**Work required**
Pictures do not belong in the copy. Return all of the entries exactly.

**Record set**
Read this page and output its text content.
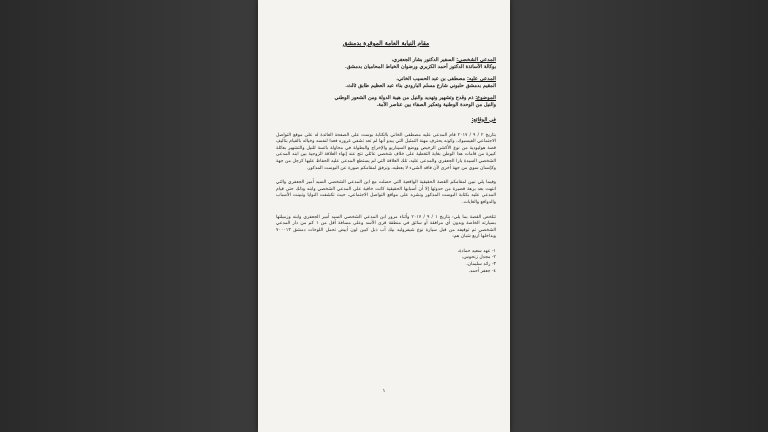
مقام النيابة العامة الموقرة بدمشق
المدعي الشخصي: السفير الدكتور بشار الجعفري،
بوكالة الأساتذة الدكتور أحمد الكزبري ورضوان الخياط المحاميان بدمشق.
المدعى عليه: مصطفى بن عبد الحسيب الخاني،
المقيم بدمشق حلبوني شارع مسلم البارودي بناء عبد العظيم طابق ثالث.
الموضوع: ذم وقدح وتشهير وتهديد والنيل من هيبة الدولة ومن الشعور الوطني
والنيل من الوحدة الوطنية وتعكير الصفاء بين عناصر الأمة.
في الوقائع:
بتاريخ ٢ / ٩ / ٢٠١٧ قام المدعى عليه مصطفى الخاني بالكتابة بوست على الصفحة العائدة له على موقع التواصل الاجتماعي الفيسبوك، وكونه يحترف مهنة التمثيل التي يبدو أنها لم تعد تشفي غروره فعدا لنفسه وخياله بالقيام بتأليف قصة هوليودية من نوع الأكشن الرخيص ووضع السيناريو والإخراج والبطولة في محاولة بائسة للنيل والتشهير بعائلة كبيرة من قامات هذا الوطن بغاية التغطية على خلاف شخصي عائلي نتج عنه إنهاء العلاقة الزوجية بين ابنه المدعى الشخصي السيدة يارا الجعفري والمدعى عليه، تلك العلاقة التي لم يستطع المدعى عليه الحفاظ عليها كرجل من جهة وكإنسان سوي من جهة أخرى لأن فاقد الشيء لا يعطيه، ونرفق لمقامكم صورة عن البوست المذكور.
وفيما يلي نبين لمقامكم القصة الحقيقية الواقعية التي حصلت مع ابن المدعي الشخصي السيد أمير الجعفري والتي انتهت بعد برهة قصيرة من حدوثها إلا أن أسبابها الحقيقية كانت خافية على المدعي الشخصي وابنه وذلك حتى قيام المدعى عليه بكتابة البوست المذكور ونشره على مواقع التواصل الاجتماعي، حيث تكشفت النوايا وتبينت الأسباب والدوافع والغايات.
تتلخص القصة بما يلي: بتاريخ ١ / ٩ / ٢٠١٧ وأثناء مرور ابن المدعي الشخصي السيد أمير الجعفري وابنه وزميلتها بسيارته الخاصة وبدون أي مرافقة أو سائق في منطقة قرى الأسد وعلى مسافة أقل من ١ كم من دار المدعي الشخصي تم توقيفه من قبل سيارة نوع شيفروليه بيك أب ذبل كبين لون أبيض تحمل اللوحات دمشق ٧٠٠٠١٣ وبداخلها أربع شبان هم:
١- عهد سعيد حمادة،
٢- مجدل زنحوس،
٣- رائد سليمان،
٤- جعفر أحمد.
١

**Task solution**
Read this page and output its text content.
مقام النيابة العامة الموقرة بدمشق
المدعي الشخصي: السفير الدكتور بشار الجعفري،
بوكالة الأساتذة الدكتور أحمد الكزبري ورضوان الخياط المحاميان بدمشق.
المدعى عليه: مصطفى بن عبد الحسيب الخاني،
المقيم بدمشق حلبوني شارع مسلم البارودي بناء عبد العظيم طابق ثالث.
الموضوع: ذم وقدح وتشهير وتهديد والنيل من هيبة الدولة ومن الشعور الوطني
والنيل من الوحدة الوطنية وتعكير الصفاء بين عناصر الأمة.
في الوقائع:
بتاريخ ٢ / ٩ / ٢٠١٧ قام المدعى عليه مصطفى الخاني بالكتابة بوست على الصفحة العائدة له على موقع التواصل الاجتماعي الفيسبوك، وكونه يحترف مهنة التمثيل التي يبدو أنها لم تعد تشفي غروره فعدا لنفسه وخياله بالقيام بتأليف قصة هوليودية من نوع الأكشن الرخيص ووضع السيناريو والإخراج والبطولة في محاولة بائسة للنيل والتشهير بعائلة كبيرة من قامات هذا الوطن بغاية التغطية على خلاف شخصي عائلي نتج عنه إنهاء العلاقة الزوجية بين ابنه المدعى الشخصي السيدة يارا الجعفري والمدعى عليه، تلك العلاقة التي لم يستطع المدعى عليه الحفاظ عليها كرجل من جهة وكإنسان سوي من جهة أخرى لأن فاقد الشيء لا يعطيه، ونرفق لمقامكم صورة عن البوست المذكور.
وفيما يلي نبين لمقامكم القصة الحقيقية الواقعية التي حصلت مع ابن المدعي الشخصي السيد أمير الجعفري والتي انتهت بعد برهة قصيرة من حدوثها إلا أن أسبابها الحقيقية كانت خافية على المدعي الشخصي وابنه وذلك حتى قيام المدعى عليه بكتابة البوست المذكور ونشره على مواقع التواصل الاجتماعي، حيث تكشفت النوايا وتبينت الأسباب والدوافع والغايات.
تتلخص القصة بما يلي: بتاريخ ١ / ٩ / ٢٠١٧ وأثناء مرور ابن المدعي الشخصي السيد أمير الجعفري وابنه وزميلتها بسيارته الخاصة وبدون أي مرافقة أو سائق في منطقة قرى الأسد وعلى مسافة أقل من ١ كم من دار المدعي الشخصي تم توقيفه من قبل سيارة نوع شيفروليه بيك أب ذبل كبين لون أبيض تحمل اللوحات دمشق ٧٠٠٠١٣ وبداخلها أربع شبان هم:
١- عهد سعيد حمادة،
٢- مجدل زنحوس،
٣- رائد سليمان،
٤- جعفر أحمد.
١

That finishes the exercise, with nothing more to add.